## Your goal
State how many lines hold the word "break", with no other words.

====

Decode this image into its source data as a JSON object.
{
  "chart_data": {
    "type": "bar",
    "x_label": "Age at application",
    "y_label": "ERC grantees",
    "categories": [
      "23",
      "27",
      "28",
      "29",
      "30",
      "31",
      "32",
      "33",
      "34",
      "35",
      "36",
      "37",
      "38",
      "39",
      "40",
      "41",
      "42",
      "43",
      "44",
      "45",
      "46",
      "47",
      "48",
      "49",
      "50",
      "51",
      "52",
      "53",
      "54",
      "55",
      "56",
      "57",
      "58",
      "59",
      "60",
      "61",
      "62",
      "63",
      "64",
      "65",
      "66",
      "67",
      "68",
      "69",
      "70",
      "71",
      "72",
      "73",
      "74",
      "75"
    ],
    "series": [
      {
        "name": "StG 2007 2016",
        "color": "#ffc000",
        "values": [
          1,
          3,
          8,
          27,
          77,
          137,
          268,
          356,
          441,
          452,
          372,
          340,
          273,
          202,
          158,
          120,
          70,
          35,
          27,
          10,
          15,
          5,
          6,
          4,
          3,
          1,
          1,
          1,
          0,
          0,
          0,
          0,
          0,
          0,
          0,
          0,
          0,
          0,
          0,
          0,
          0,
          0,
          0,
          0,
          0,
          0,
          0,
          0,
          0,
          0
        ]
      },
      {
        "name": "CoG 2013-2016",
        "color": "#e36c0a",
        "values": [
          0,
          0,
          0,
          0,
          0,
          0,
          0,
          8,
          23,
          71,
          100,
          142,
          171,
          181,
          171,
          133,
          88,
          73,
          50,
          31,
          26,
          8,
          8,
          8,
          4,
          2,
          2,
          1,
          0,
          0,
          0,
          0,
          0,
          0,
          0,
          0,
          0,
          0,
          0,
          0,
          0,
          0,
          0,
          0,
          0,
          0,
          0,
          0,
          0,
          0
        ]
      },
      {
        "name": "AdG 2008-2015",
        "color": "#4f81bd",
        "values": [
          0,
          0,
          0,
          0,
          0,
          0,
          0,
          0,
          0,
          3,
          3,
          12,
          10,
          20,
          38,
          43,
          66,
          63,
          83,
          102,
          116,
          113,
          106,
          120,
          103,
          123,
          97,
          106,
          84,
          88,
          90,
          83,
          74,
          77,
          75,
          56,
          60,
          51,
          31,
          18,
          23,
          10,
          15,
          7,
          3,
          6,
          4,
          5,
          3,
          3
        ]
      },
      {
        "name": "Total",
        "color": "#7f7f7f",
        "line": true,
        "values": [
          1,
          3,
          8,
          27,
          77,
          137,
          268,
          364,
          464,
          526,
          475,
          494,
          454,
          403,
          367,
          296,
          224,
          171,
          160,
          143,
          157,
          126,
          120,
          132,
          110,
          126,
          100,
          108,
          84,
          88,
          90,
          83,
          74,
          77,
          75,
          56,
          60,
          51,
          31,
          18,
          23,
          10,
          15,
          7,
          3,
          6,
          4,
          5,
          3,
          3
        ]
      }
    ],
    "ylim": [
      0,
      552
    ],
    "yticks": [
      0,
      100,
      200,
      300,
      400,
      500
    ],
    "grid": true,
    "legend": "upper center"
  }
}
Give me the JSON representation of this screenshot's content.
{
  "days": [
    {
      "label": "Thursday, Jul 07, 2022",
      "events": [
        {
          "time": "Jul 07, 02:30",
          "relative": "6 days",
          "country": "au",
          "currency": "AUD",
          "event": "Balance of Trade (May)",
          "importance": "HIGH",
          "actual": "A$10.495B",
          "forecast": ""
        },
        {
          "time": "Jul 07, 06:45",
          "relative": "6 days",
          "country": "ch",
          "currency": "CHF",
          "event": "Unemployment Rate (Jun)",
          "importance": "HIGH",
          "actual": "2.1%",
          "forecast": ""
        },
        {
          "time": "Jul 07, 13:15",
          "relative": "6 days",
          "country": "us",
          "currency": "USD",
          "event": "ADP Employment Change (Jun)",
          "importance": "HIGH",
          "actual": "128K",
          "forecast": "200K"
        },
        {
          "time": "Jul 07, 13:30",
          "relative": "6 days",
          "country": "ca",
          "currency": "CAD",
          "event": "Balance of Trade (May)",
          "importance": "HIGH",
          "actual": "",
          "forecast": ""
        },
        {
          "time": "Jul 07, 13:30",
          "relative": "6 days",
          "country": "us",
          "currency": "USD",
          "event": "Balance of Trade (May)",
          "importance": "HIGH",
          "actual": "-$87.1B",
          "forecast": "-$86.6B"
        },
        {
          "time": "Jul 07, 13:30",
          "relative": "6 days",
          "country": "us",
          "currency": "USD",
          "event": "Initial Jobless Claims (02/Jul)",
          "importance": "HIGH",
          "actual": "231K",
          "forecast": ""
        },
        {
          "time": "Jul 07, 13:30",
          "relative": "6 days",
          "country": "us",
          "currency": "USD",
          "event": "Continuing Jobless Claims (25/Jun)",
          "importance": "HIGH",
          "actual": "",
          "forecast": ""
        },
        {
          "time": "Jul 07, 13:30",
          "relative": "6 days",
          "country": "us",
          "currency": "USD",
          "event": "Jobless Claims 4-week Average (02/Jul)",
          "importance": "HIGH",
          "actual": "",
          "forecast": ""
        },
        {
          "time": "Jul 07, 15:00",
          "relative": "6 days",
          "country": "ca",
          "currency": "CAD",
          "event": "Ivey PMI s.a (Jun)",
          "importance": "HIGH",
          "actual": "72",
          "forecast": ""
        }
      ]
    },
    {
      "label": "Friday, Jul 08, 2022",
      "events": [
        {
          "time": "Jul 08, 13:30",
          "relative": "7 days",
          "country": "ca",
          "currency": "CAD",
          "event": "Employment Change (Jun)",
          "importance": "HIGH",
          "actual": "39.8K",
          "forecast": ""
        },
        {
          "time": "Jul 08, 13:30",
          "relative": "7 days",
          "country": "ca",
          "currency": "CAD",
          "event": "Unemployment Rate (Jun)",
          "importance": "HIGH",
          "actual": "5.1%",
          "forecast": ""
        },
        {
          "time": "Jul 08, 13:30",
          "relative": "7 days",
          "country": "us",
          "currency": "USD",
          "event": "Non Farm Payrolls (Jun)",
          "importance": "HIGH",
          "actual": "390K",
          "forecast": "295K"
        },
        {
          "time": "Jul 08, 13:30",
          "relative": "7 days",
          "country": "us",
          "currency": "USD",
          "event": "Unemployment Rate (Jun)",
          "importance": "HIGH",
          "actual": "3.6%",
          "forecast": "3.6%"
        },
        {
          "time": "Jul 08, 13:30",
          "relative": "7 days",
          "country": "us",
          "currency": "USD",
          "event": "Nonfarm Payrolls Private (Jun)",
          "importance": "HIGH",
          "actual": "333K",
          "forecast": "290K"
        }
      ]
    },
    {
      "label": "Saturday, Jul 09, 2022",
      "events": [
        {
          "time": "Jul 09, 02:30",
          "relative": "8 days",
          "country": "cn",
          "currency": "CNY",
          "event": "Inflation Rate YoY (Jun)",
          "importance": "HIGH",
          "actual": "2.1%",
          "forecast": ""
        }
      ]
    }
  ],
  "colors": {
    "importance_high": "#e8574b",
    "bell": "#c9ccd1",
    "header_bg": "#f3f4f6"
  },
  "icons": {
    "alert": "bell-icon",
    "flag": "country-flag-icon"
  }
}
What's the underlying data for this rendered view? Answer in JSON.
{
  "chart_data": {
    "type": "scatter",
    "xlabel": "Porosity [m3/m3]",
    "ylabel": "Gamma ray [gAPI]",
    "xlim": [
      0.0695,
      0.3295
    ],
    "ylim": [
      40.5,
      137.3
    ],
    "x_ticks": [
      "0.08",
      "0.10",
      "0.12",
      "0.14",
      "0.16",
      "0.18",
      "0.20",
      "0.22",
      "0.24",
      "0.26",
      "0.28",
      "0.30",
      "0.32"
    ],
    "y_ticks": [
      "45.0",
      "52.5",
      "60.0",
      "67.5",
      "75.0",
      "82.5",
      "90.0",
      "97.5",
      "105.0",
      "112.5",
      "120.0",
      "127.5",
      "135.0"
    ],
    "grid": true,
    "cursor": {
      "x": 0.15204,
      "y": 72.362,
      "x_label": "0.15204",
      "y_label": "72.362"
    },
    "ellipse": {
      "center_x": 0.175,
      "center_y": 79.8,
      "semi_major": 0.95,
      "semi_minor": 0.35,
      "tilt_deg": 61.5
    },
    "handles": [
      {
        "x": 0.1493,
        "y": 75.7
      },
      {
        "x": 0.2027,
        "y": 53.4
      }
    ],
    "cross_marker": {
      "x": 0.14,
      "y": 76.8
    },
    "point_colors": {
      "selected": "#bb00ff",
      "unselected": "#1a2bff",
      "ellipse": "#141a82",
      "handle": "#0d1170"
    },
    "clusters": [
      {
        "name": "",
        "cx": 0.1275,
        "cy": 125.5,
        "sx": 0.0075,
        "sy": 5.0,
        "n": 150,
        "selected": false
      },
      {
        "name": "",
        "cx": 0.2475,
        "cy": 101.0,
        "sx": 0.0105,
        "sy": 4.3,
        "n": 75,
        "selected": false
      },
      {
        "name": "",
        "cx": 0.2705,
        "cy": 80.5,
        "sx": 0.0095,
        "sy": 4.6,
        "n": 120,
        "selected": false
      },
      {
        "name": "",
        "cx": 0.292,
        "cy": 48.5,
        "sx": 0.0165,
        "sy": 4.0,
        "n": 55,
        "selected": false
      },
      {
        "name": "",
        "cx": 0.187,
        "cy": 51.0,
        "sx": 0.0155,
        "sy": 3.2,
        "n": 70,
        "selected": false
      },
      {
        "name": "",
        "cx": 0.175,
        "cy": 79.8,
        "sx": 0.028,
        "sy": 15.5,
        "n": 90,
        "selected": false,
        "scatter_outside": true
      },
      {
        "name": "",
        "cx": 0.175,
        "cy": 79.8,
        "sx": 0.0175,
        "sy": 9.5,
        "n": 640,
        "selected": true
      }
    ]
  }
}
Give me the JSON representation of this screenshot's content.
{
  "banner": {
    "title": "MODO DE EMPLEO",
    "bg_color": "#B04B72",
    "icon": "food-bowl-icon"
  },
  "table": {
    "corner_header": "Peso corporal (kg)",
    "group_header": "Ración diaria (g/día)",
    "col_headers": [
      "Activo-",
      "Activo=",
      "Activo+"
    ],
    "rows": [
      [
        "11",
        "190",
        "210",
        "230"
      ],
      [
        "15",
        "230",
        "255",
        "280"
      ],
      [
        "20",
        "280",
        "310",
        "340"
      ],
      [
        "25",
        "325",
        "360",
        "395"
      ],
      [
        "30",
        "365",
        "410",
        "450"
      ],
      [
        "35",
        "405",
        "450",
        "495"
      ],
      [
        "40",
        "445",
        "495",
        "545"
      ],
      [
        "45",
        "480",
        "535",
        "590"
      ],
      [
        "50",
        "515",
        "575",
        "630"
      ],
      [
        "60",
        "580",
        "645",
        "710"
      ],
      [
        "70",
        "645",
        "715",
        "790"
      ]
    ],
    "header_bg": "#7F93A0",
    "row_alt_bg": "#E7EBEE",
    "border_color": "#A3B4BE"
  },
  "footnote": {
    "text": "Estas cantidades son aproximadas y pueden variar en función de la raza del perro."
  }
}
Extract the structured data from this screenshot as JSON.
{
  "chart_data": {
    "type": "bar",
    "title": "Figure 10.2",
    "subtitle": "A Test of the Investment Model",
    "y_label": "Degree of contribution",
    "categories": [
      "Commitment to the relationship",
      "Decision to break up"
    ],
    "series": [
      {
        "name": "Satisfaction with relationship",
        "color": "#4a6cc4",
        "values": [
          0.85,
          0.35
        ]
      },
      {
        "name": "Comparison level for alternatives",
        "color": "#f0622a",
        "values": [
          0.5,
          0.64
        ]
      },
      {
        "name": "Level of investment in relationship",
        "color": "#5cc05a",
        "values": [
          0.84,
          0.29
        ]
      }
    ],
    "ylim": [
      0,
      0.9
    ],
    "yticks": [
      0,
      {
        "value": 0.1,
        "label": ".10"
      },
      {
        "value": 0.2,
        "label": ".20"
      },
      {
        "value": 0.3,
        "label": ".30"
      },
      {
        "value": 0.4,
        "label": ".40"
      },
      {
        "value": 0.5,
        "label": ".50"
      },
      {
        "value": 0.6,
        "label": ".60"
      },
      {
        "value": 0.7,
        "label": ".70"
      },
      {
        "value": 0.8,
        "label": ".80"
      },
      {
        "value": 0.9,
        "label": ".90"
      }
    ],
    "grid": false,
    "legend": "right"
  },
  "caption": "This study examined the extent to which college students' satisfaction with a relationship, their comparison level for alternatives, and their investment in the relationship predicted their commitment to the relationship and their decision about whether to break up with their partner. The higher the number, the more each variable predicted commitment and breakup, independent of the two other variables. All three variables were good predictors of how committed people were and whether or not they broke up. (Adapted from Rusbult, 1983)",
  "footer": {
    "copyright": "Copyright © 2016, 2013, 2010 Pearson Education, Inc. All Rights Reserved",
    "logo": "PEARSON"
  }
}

====

## Solution to this task
2